## Entries provided
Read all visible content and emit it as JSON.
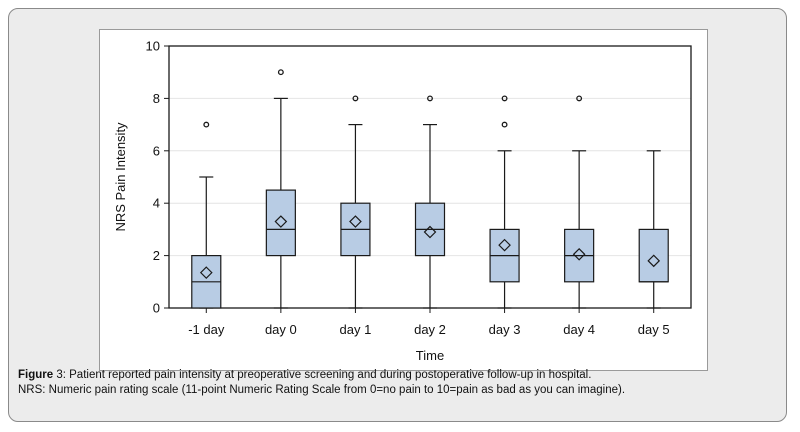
{
  "chart_data": {
    "type": "boxplot",
    "ylabel": "NRS Pain Intensity",
    "xlabel": "Time",
    "ylim": [
      0,
      10
    ],
    "yticks": [
      0,
      2,
      4,
      6,
      8,
      10
    ],
    "grid": "horizontal",
    "categories": [
      "-1 day",
      "day 0",
      "day 1",
      "day 2",
      "day 3",
      "day 4",
      "day 5"
    ],
    "boxes": [
      {
        "min": 0,
        "q1": 0,
        "median": 1,
        "q3": 2,
        "max": 5,
        "mean": 1.35,
        "outliers": [
          7
        ]
      },
      {
        "min": 0,
        "q1": 2,
        "median": 3,
        "q3": 4.5,
        "max": 8,
        "mean": 3.3,
        "outliers": [
          9
        ]
      },
      {
        "min": 0,
        "q1": 2,
        "median": 3,
        "q3": 4,
        "max": 7,
        "mean": 3.3,
        "outliers": [
          8
        ]
      },
      {
        "min": 0,
        "q1": 2,
        "median": 3,
        "q3": 4,
        "max": 7,
        "mean": 2.9,
        "outliers": [
          8
        ]
      },
      {
        "min": 0,
        "q1": 1,
        "median": 2,
        "q3": 3,
        "max": 6,
        "mean": 2.4,
        "outliers": [
          7,
          8
        ]
      },
      {
        "min": 0,
        "q1": 1,
        "median": 2,
        "q3": 3,
        "max": 6,
        "mean": 2.05,
        "outliers": [
          8
        ]
      },
      {
        "min": 0,
        "q1": 1,
        "median": 1,
        "q3": 3,
        "max": 6,
        "mean": 1.8,
        "outliers": []
      }
    ],
    "colors": {
      "box_fill": "#b8cce4",
      "stroke": "#1a1a1a",
      "grid": "#e4e4e4"
    }
  },
  "caption": {
    "label": "Figure",
    "line1": " 3: Patient reported pain intensity at preoperative screening and during postoperative follow-up in hospital.",
    "line2": "NRS: Numeric pain rating scale (11-point Numeric Rating Scale from 0=no pain to 10=pain as bad as you can imagine)."
  }
}
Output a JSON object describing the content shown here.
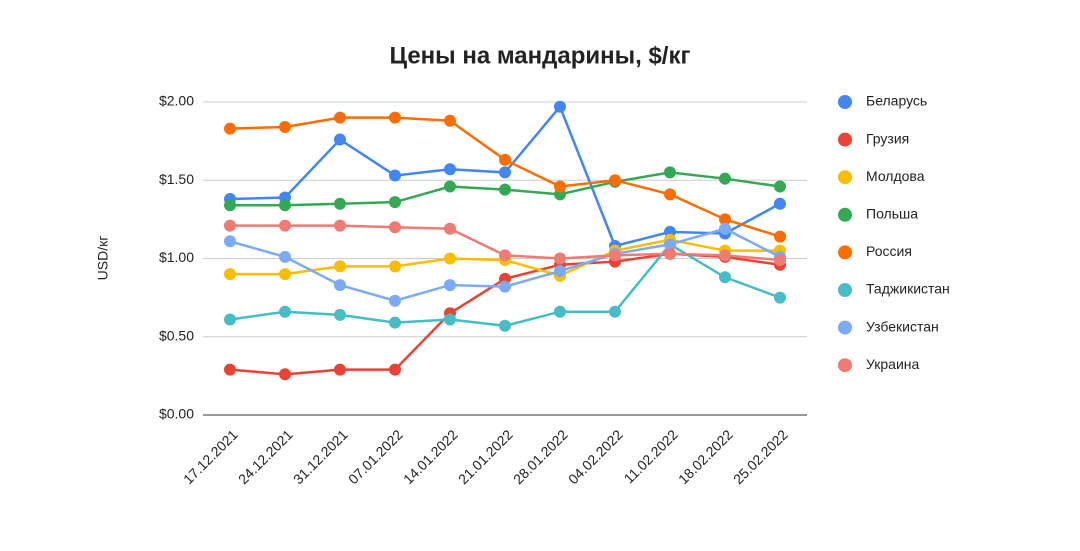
{
  "chart_data": {
    "type": "line",
    "title": "Цены  на мандарины, $/кг",
    "y_label": "USD/кг",
    "x": [
      "17.12.2021",
      "24.12.2021",
      "31.12.2021",
      "07.01.2022",
      "14.01.2022",
      "21.01.2022",
      "28.01.2022",
      "04.02.2022",
      "11.02.2022",
      "18.02.2022",
      "25.02.2022"
    ],
    "series": [
      {
        "name": "Беларусь",
        "color": "#4285f4",
        "values": [
          1.38,
          1.39,
          1.76,
          1.53,
          1.57,
          1.55,
          1.97,
          1.08,
          1.17,
          1.16,
          1.35
        ]
      },
      {
        "name": "Грузия",
        "color": "#ea4335",
        "values": [
          0.29,
          0.26,
          0.29,
          0.29,
          0.65,
          0.87,
          0.96,
          0.98,
          1.03,
          1.01,
          0.96
        ]
      },
      {
        "name": "Молдова",
        "color": "#fbbc04",
        "values": [
          0.9,
          0.9,
          0.95,
          0.95,
          1.0,
          0.99,
          0.89,
          1.05,
          1.12,
          1.05,
          1.05
        ]
      },
      {
        "name": "Польша",
        "color": "#34a853",
        "values": [
          1.34,
          1.34,
          1.35,
          1.36,
          1.46,
          1.44,
          1.41,
          1.49,
          1.55,
          1.51,
          1.46
        ]
      },
      {
        "name": "Россия",
        "color": "#ff6d01",
        "values": [
          1.83,
          1.84,
          1.9,
          1.9,
          1.88,
          1.63,
          1.46,
          1.5,
          1.41,
          1.25,
          1.14
        ]
      },
      {
        "name": "Таджикистан",
        "color": "#46bdc6",
        "values": [
          0.61,
          0.66,
          0.64,
          0.59,
          0.61,
          0.57,
          0.66,
          0.66,
          1.09,
          0.88,
          0.75
        ]
      },
      {
        "name": "Узбекистан",
        "color": "#7baaf7",
        "values": [
          1.11,
          1.01,
          0.83,
          0.73,
          0.83,
          0.82,
          0.92,
          1.03,
          1.09,
          1.19,
          1.01
        ]
      },
      {
        "name": "Украина",
        "color": "#f07b72",
        "values": [
          1.21,
          1.21,
          1.21,
          1.2,
          1.19,
          1.02,
          1.0,
          1.02,
          1.03,
          1.02,
          0.99
        ]
      }
    ],
    "ylim": [
      0,
      2
    ],
    "yticks": [
      {
        "value": 0,
        "label": "$0.00"
      },
      {
        "value": 0.5,
        "label": "$0.50"
      },
      {
        "value": 1,
        "label": "$1.00"
      },
      {
        "value": 1.5,
        "label": "$1.50"
      },
      {
        "value": 2,
        "label": "$2.00"
      }
    ],
    "grid": true,
    "legend": "right"
  }
}
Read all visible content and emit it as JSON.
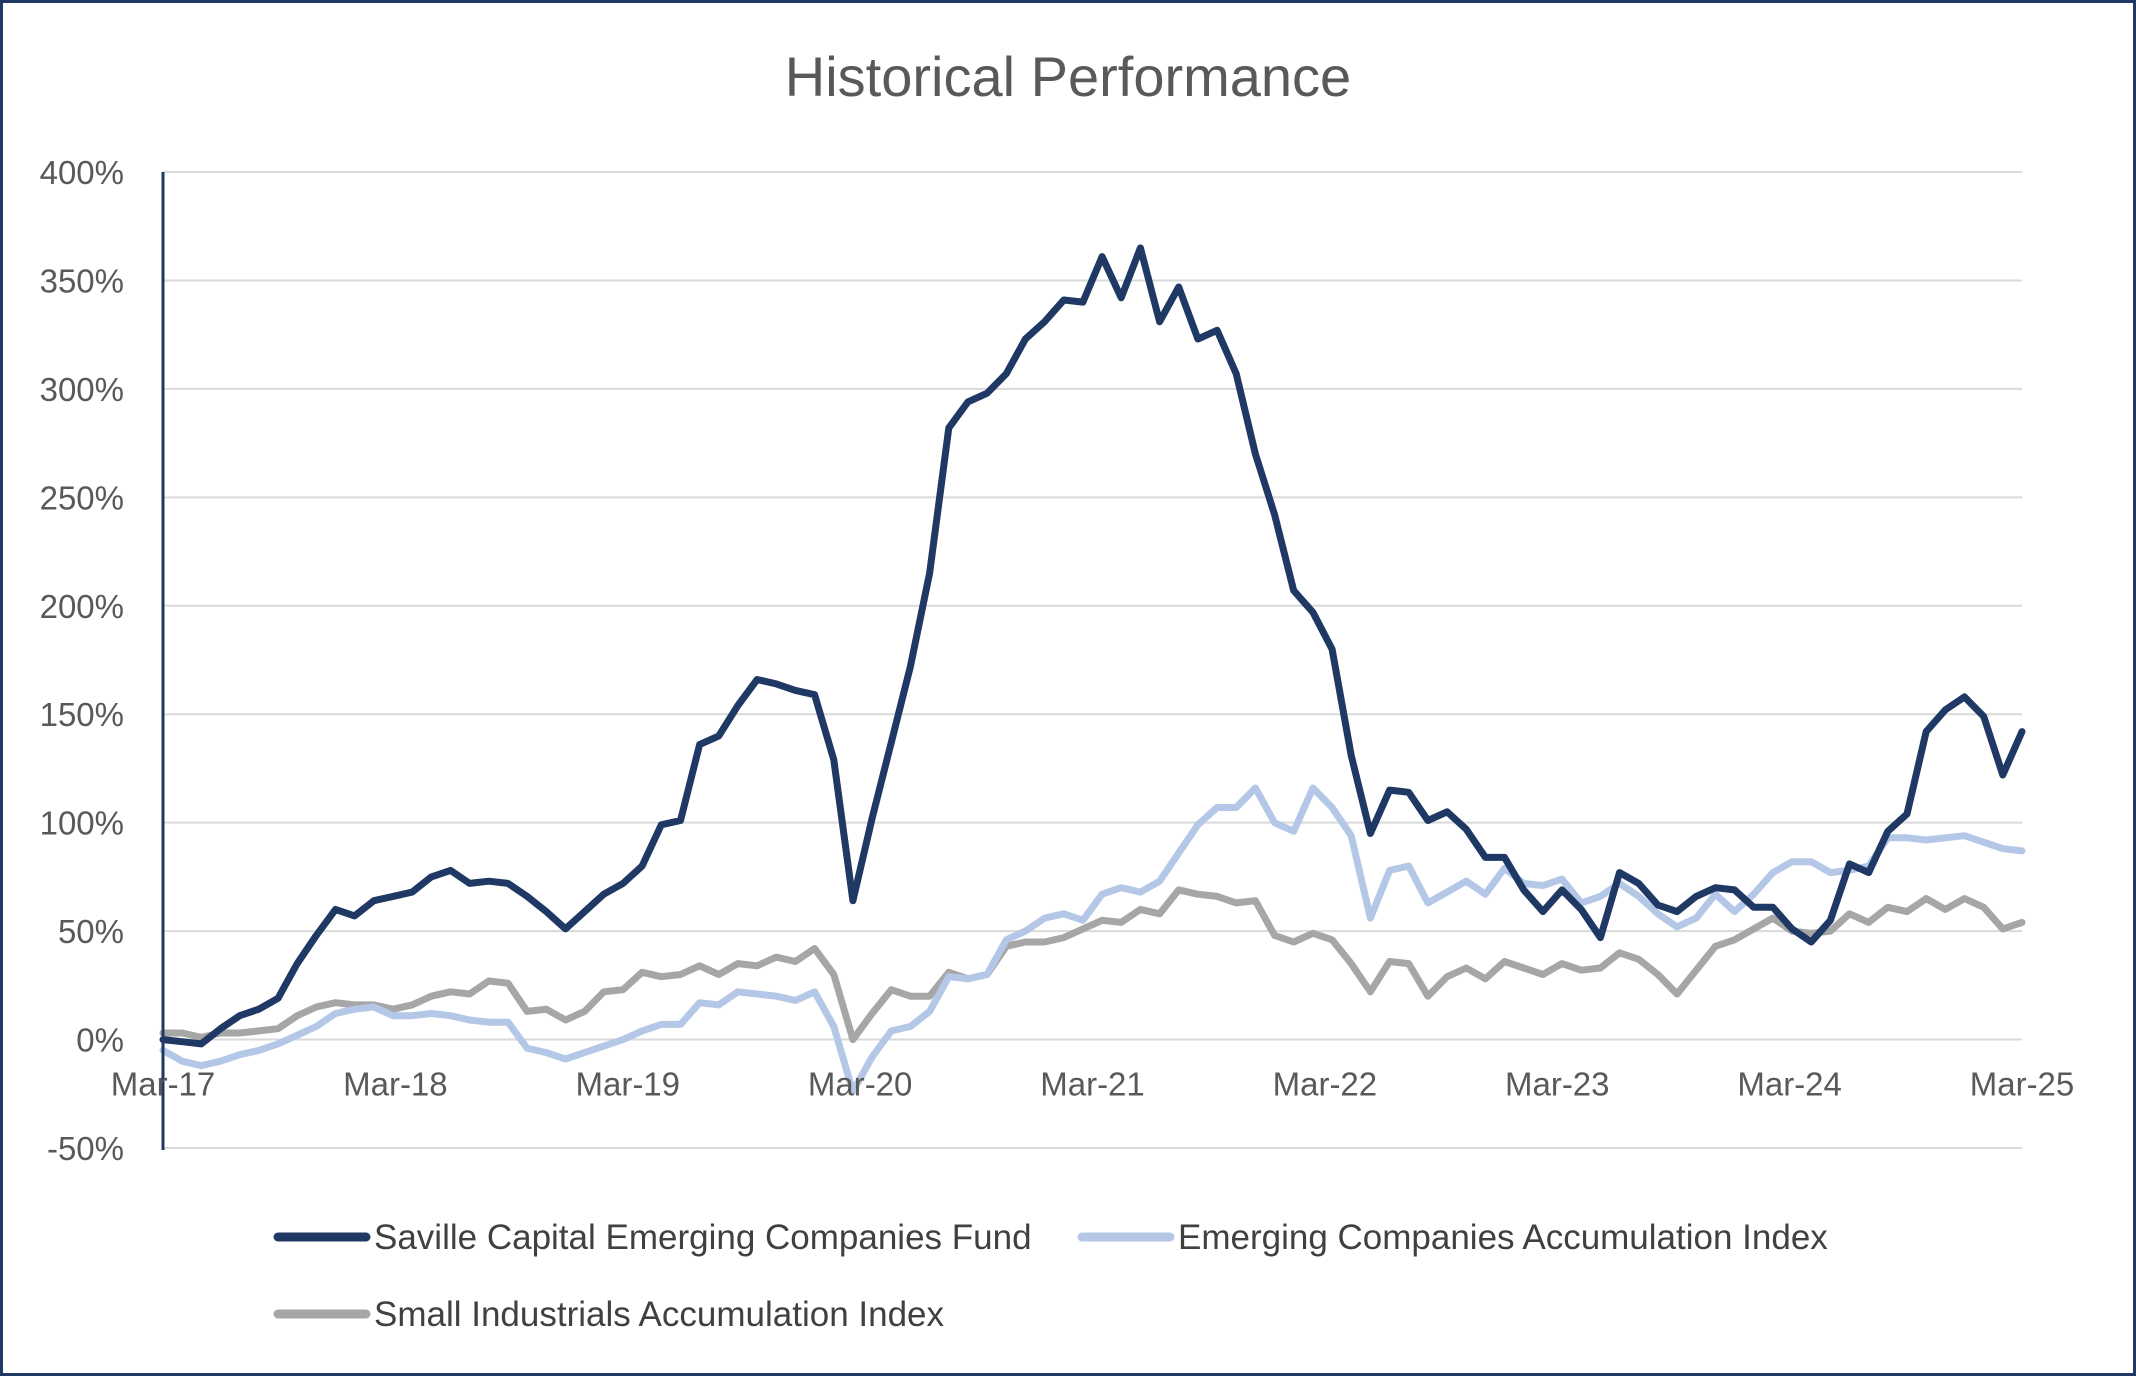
{
  "chart_data": {
    "type": "line",
    "title": "Historical Performance",
    "xlabel": "",
    "ylabel": "",
    "ylim": [
      -0.5,
      4.0
    ],
    "y_ticks": [
      "400%",
      "350%",
      "300%",
      "250%",
      "200%",
      "150%",
      "100%",
      "50%",
      "0%",
      "-50%"
    ],
    "x_ticks": [
      "Mar-17",
      "Mar-18",
      "Mar-19",
      "Mar-20",
      "Mar-21",
      "Mar-22",
      "Mar-23",
      "Mar-24",
      "Mar-25"
    ],
    "x_start": "Mar-17",
    "x_end": "Mar-25",
    "grid": true,
    "legend_position": "bottom",
    "series": [
      {
        "name": "Saville Capital Emerging Companies Fund",
        "color": "#1f3864",
        "values": [
          0.0,
          -0.01,
          -0.02,
          0.05,
          0.11,
          0.14,
          0.19,
          0.35,
          0.48,
          0.6,
          0.57,
          0.64,
          0.66,
          0.68,
          0.75,
          0.78,
          0.72,
          0.73,
          0.72,
          0.66,
          0.59,
          0.51,
          0.59,
          0.67,
          0.72,
          0.8,
          0.99,
          1.01,
          1.36,
          1.4,
          1.54,
          1.66,
          1.64,
          1.61,
          1.59,
          1.29,
          0.64,
          1.02,
          1.37,
          1.72,
          2.15,
          2.82,
          2.94,
          2.98,
          3.07,
          3.23,
          3.31,
          3.41,
          3.4,
          3.61,
          3.42,
          3.65,
          3.31,
          3.47,
          3.23,
          3.27,
          3.07,
          2.7,
          2.42,
          2.07,
          1.97,
          1.8,
          1.31,
          0.95,
          1.15,
          1.14,
          1.01,
          1.05,
          0.97,
          0.84,
          0.84,
          0.69,
          0.59,
          0.69,
          0.6,
          0.47,
          0.77,
          0.72,
          0.62,
          0.59,
          0.66,
          0.7,
          0.69,
          0.61,
          0.61,
          0.51,
          0.45,
          0.55,
          0.81,
          0.77,
          0.96,
          1.04,
          1.42,
          1.52,
          1.58,
          1.49,
          1.22,
          1.42
        ]
      },
      {
        "name": "Emerging Companies Accumulation Index",
        "color": "#b4c7e7",
        "values": [
          -0.05,
          -0.1,
          -0.12,
          -0.1,
          -0.07,
          -0.05,
          -0.02,
          0.02,
          0.06,
          0.12,
          0.14,
          0.15,
          0.11,
          0.11,
          0.12,
          0.11,
          0.09,
          0.08,
          0.08,
          -0.04,
          -0.06,
          -0.09,
          -0.06,
          -0.03,
          0.0,
          0.04,
          0.07,
          0.07,
          0.17,
          0.16,
          0.22,
          0.21,
          0.2,
          0.18,
          0.22,
          0.06,
          -0.24,
          -0.08,
          0.04,
          0.06,
          0.13,
          0.29,
          0.28,
          0.3,
          0.46,
          0.5,
          0.56,
          0.58,
          0.55,
          0.67,
          0.7,
          0.68,
          0.73,
          0.86,
          0.99,
          1.07,
          1.07,
          1.16,
          1.0,
          0.96,
          1.16,
          1.07,
          0.94,
          0.56,
          0.78,
          0.8,
          0.63,
          0.68,
          0.73,
          0.67,
          0.79,
          0.72,
          0.71,
          0.74,
          0.63,
          0.66,
          0.72,
          0.66,
          0.58,
          0.52,
          0.56,
          0.67,
          0.59,
          0.67,
          0.77,
          0.82,
          0.82,
          0.77,
          0.78,
          0.8,
          0.93,
          0.93,
          0.92,
          0.93,
          0.94,
          0.91,
          0.88,
          0.87
        ]
      },
      {
        "name": "Small Industrials Accumulation Index",
        "color": "#a6a6a6",
        "values": [
          0.03,
          0.03,
          0.01,
          0.03,
          0.03,
          0.04,
          0.05,
          0.11,
          0.15,
          0.17,
          0.16,
          0.16,
          0.14,
          0.16,
          0.2,
          0.22,
          0.21,
          0.27,
          0.26,
          0.13,
          0.14,
          0.09,
          0.13,
          0.22,
          0.23,
          0.31,
          0.29,
          0.3,
          0.34,
          0.3,
          0.35,
          0.34,
          0.38,
          0.36,
          0.42,
          0.3,
          0.0,
          0.12,
          0.23,
          0.2,
          0.2,
          0.31,
          0.28,
          0.3,
          0.43,
          0.45,
          0.45,
          0.47,
          0.51,
          0.55,
          0.54,
          0.6,
          0.58,
          0.69,
          0.67,
          0.66,
          0.63,
          0.64,
          0.48,
          0.45,
          0.49,
          0.46,
          0.35,
          0.22,
          0.36,
          0.35,
          0.2,
          0.29,
          0.33,
          0.28,
          0.36,
          0.33,
          0.3,
          0.35,
          0.32,
          0.33,
          0.4,
          0.37,
          0.3,
          0.21,
          0.32,
          0.43,
          0.46,
          0.51,
          0.56,
          0.5,
          0.49,
          0.5,
          0.58,
          0.54,
          0.61,
          0.59,
          0.65,
          0.6,
          0.65,
          0.61,
          0.51,
          0.54
        ]
      }
    ]
  }
}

## Written exercise
Locate the word "Index" in the data above. Copy every line carrying it.

## Written solution
        "name": "Emerging Companies Accumulation Index",
        "name": "Small Industrials Accumulation Index",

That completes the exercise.